**PROVIDED ENTRIES**

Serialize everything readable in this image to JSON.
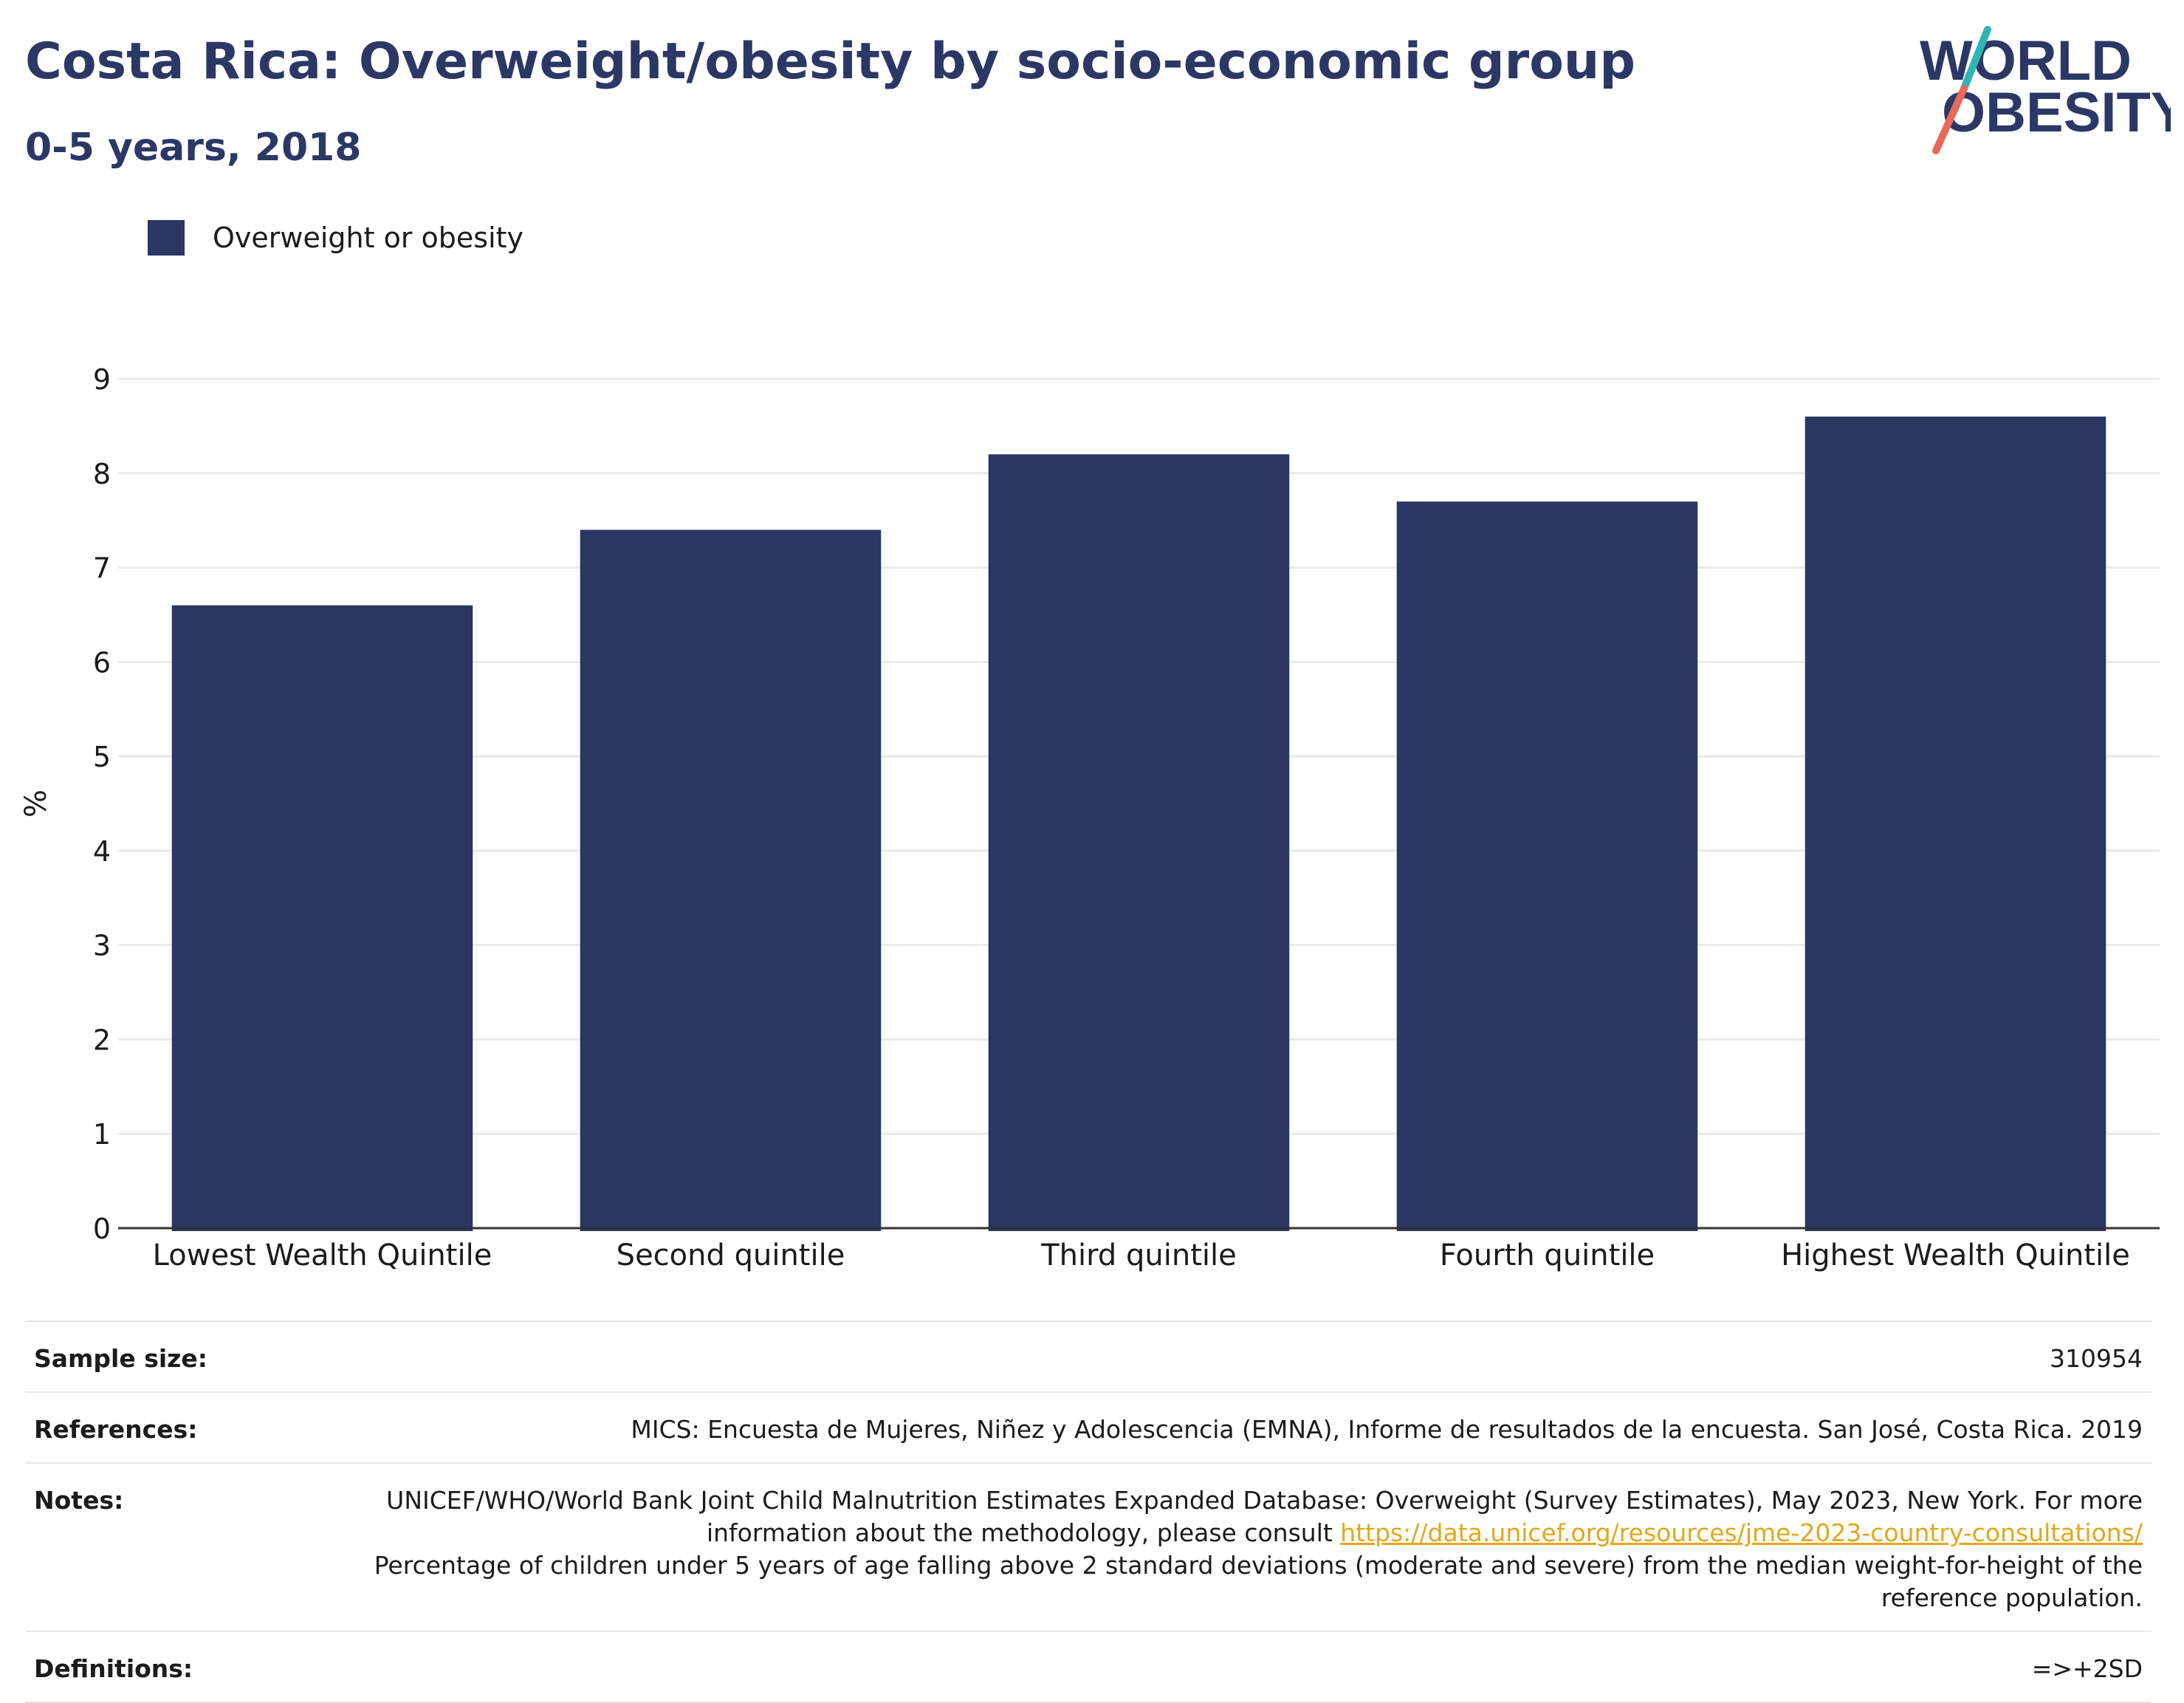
{
  "header": {
    "title": "Costa Rica: Overweight/obesity by socio-economic group",
    "subtitle": "0-5 years, 2018"
  },
  "logo": {
    "line1": "WORLD",
    "line2": "OBESITY",
    "colors": {
      "text": "#2b3866",
      "slash_top": "#2fb5b5",
      "slash_bottom": "#e8685a"
    }
  },
  "chart_data": {
    "type": "bar",
    "categories": [
      "Lowest Wealth Quintile",
      "Second quintile",
      "Third quintile",
      "Fourth quintile",
      "Highest Wealth Quintile"
    ],
    "series": [
      {
        "name": "Overweight or obesity",
        "values": [
          6.6,
          7.4,
          8.2,
          7.7,
          8.6
        ],
        "color": "#2b3663"
      }
    ],
    "ylabel": "%",
    "xlabel": "",
    "ylim": [
      0,
      9
    ],
    "yticks": [
      0,
      1,
      2,
      3,
      4,
      5,
      6,
      7,
      8,
      9
    ],
    "grid": true,
    "legend_position": "top-left"
  },
  "info": {
    "sample_size_label": "Sample size:",
    "sample_size_value": "310954",
    "references_label": "References:",
    "references_value": "MICS: Encuesta de Mujeres, Niñez y Adolescencia (EMNA), Informe de resultados de la encuesta. San José, Costa Rica. 2019",
    "notes_label": "Notes:",
    "notes_text1": "UNICEF/WHO/World Bank Joint Child Malnutrition Estimates Expanded Database: Overweight (Survey Estimates), May 2023, New York. For more information about the methodology, please consult ",
    "notes_link": "https://data.unicef.org/resources/jme-2023-country-consultations/",
    "notes_text2": "Percentage of children under 5 years of age falling above 2 standard deviations (moderate and severe) from the median weight-for-height of the reference population.",
    "definitions_label": "Definitions:",
    "definitions_value": "=>+2SD"
  }
}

**OBJECTIVE**
Pull out all lines of the data with the string "Costa".

**FINAL RESULT**
    "title": "Costa Rica: Overweight/obesity by socio-economic group",
    "references_value": "MICS: Encuesta de Mujeres, Niñez y Adolescencia (EMNA), Informe de resultados de la encuesta. San José, Costa Rica. 2019",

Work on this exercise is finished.